Stated exercise: Reproduce each of the lines word for word.
## start Records supplied
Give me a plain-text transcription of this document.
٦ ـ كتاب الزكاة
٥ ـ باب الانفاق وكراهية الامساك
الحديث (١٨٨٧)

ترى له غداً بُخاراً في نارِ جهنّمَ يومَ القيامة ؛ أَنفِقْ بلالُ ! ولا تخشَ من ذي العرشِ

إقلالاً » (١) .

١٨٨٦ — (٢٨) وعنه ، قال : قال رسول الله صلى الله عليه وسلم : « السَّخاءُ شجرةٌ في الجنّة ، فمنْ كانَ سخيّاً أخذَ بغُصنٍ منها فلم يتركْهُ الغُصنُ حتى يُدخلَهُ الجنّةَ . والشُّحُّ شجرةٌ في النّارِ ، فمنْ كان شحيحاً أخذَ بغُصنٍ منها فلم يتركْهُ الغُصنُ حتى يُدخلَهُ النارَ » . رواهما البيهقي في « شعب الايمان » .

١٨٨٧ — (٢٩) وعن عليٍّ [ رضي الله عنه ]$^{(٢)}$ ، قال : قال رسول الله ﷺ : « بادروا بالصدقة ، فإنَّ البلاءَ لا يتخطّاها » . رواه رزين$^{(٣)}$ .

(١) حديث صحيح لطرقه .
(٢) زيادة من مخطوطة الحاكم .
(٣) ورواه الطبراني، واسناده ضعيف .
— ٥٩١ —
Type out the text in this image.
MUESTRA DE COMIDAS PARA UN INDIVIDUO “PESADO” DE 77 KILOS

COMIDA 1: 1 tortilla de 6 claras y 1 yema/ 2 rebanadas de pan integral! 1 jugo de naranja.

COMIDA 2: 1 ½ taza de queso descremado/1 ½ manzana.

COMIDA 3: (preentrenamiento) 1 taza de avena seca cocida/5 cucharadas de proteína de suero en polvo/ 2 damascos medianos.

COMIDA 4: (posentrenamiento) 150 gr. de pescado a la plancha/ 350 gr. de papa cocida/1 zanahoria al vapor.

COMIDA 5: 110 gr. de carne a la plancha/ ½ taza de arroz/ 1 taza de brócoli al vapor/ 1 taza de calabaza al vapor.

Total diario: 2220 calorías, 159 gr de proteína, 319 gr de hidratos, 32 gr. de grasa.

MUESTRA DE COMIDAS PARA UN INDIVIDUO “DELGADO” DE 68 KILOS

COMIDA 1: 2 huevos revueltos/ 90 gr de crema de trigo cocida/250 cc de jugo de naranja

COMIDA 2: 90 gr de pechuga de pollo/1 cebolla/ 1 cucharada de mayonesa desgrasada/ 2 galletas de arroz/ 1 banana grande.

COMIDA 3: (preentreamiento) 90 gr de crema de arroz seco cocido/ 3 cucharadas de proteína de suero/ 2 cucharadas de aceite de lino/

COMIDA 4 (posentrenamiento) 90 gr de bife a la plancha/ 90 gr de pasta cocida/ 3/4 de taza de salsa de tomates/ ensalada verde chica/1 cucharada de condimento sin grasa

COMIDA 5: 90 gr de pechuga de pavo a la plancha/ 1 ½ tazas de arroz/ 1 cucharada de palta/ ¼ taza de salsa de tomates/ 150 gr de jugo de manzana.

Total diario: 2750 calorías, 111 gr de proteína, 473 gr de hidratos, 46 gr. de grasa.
## end Records supplied
Correct result:
Give me a plain-text transcription of this document.
٦ ـ كتاب الزكاة
٥ ـ باب الانفاق وكراهية الامساك
الحديث (١٨٨٧)

ترى له غداً بُخاراً في نارِ جهنّمَ يومَ القيامة ؛ أَنفِقْ بلالُ ! ولا تخشَ من ذي العرشِ

إقلالاً » (١) .

١٨٨٦ — (٢٨) وعنه ، قال : قال رسول الله صلى الله عليه وسلم : « السَّخاءُ شجرةٌ في الجنّة ، فمنْ كانَ سخيّاً أخذَ بغُصنٍ منها فلم يتركْهُ الغُصنُ حتى يُدخلَهُ الجنّةَ . والشُّحُّ شجرةٌ في النّارِ ، فمنْ كان شحيحاً أخذَ بغُصنٍ منها فلم يتركْهُ الغُصنُ حتى يُدخلَهُ النارَ » . رواهما البيهقي في « شعب الايمان » .

١٨٨٧ — (٢٩) وعن عليٍّ [ رضي الله عنه ]$^{(٢)}$ ، قال : قال رسول الله ﷺ : « بادروا بالصدقة ، فإنَّ البلاءَ لا يتخطّاها » . رواه رزين$^{(٣)}$ .

(١) حديث صحيح لطرقه .
(٢) زيادة من مخطوطة الحاكم .
(٣) ورواه الطبراني، واسناده ضعيف .
— ٥٩١ —
Type out the text in this image.
MUESTRA DE COMIDAS PARA UN INDIVIDUO “PESADO” DE 77 KILOS

COMIDA 1: 1 tortilla de 6 claras y 1 yema/ 2 rebanadas de pan integral! 1 jugo de naranja.

COMIDA 2: 1 ½ taza de queso descremado/1 ½ manzana.

COMIDA 3: (preentrenamiento) 1 taza de avena seca cocida/5 cucharadas de proteína de suero en polvo/ 2 damascos medianos.

COMIDA 4: (posentrenamiento) 150 gr. de pescado a la plancha/ 350 gr. de papa cocida/1 zanahoria al vapor.

COMIDA 5: 110 gr. de carne a la plancha/ ½ taza de arroz/ 1 taza de brócoli al vapor/ 1 taza de calabaza al vapor.

Total diario: 2220 calorías, 159 gr de proteína, 319 gr de hidratos, 32 gr. de grasa.

MUESTRA DE COMIDAS PARA UN INDIVIDUO “DELGADO” DE 68 KILOS

COMIDA 1: 2 huevos revueltos/ 90 gr de crema de trigo cocida/250 cc de jugo de naranja

COMIDA 2: 90 gr de pechuga de pollo/1 cebolla/ 1 cucharada de mayonesa desgrasada/ 2 galletas de arroz/ 1 banana grande.

COMIDA 3: (preentreamiento) 90 gr de crema de arroz seco cocido/ 3 cucharadas de proteína de suero/ 2 cucharadas de aceite de lino/

COMIDA 4 (posentrenamiento) 90 gr de bife a la plancha/ 90 gr de pasta cocida/ 3/4 de taza de salsa de tomates/ ensalada verde chica/1 cucharada de condimento sin grasa

COMIDA 5: 90 gr de pechuga de pavo a la plancha/ 1 ½ tazas de arroz/ 1 cucharada de palta/ ¼ taza de salsa de tomates/ 150 gr de jugo de manzana.

Total diario: 2750 calorías, 111 gr de proteína, 473 gr de hidratos, 46 gr. de grasa.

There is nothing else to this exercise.